TASK TO COMPLETE » Output, with no changes, the span of lines that opens with the line containing "What data populates" and closes with the last line.

DATASET ENTRIES »
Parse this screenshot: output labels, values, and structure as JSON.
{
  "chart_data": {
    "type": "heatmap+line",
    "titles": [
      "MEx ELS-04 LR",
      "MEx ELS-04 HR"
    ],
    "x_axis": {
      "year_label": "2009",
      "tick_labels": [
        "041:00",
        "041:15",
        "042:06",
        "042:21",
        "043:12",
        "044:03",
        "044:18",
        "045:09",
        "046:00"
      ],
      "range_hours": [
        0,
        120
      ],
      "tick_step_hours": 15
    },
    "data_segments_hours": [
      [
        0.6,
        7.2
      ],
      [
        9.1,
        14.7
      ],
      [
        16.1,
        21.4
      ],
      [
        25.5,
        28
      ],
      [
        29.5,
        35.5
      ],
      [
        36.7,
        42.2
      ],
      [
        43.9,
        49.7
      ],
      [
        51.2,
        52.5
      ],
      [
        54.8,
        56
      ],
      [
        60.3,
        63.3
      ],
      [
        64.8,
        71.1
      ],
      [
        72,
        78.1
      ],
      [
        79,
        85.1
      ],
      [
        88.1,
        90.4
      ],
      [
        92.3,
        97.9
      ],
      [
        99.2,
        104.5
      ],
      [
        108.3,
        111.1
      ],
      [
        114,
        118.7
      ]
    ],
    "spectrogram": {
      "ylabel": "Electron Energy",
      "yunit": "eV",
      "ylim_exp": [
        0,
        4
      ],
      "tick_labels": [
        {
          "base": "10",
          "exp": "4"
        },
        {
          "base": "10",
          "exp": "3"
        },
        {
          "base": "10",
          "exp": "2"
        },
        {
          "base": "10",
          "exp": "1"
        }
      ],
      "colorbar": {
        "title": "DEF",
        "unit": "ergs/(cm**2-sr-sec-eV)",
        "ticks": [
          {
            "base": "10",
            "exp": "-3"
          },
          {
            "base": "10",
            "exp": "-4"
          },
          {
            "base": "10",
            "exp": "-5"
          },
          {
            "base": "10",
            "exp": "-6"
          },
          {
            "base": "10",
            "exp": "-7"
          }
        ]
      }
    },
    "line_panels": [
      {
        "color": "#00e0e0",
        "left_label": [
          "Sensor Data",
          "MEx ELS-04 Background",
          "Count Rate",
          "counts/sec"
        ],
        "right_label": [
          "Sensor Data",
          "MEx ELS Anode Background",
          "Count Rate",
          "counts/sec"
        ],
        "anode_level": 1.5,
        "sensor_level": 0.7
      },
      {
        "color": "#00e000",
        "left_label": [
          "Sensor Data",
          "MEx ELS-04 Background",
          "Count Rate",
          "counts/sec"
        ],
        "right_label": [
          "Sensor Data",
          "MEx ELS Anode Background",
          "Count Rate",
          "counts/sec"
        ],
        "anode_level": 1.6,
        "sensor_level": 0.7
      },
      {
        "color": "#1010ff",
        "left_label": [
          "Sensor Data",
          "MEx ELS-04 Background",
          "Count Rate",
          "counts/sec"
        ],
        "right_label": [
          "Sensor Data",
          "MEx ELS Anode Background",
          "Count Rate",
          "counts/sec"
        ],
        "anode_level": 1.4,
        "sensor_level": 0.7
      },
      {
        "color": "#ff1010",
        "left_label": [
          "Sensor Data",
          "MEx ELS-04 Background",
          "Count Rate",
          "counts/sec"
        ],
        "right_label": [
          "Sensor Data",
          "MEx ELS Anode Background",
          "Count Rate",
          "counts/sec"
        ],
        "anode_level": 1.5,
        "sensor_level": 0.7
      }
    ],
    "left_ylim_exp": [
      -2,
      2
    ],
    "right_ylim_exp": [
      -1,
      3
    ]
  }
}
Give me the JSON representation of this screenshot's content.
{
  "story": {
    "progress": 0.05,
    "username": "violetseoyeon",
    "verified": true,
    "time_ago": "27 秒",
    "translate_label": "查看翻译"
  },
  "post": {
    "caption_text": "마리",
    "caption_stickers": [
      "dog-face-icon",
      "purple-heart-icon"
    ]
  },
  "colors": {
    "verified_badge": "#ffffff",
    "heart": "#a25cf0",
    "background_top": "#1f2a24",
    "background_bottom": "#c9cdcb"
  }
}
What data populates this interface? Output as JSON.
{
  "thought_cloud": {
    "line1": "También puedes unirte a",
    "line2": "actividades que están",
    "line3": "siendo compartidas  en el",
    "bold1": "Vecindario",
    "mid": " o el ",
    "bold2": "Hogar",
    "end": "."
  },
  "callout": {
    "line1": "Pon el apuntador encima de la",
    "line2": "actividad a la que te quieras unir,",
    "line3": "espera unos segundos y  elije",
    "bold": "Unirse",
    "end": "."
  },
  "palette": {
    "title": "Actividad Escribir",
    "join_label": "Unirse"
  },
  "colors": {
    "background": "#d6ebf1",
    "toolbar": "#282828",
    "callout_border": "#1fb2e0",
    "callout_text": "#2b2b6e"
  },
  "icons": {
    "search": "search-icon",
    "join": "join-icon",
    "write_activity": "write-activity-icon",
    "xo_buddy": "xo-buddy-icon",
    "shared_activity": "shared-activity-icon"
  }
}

WRITTEN SOLUTION »
What data populates this interface? Output as JSON.
{
  "thought_cloud": {
    "line1": "También puedes unirte a",
    "line2": "actividades que están",
    "line3": "siendo compartidas  en el",
    "bold1": "Vecindario",
    "mid": " o el ",
    "bold2": "Hogar",
    "end": "."
  },
  "callout": {
    "line1": "Pon el apuntador encima de la",
    "line2": "actividad a la que te quieras unir,",
    "line3": "espera unos segundos y  elije",
    "bold": "Unirse",
    "end": "."
  },
  "palette": {
    "title": "Actividad Escribir",
    "join_label": "Unirse"
  },
  "colors": {
    "background": "#d6ebf1",
    "toolbar": "#282828",
    "callout_border": "#1fb2e0",
    "callout_text": "#2b2b6e"
  },
  "icons": {
    "search": "search-icon",
    "join": "join-icon",
    "write_activity": "write-activity-icon",
    "xo_buddy": "xo-buddy-icon",
    "shared_activity": "shared-activity-icon"
  }
}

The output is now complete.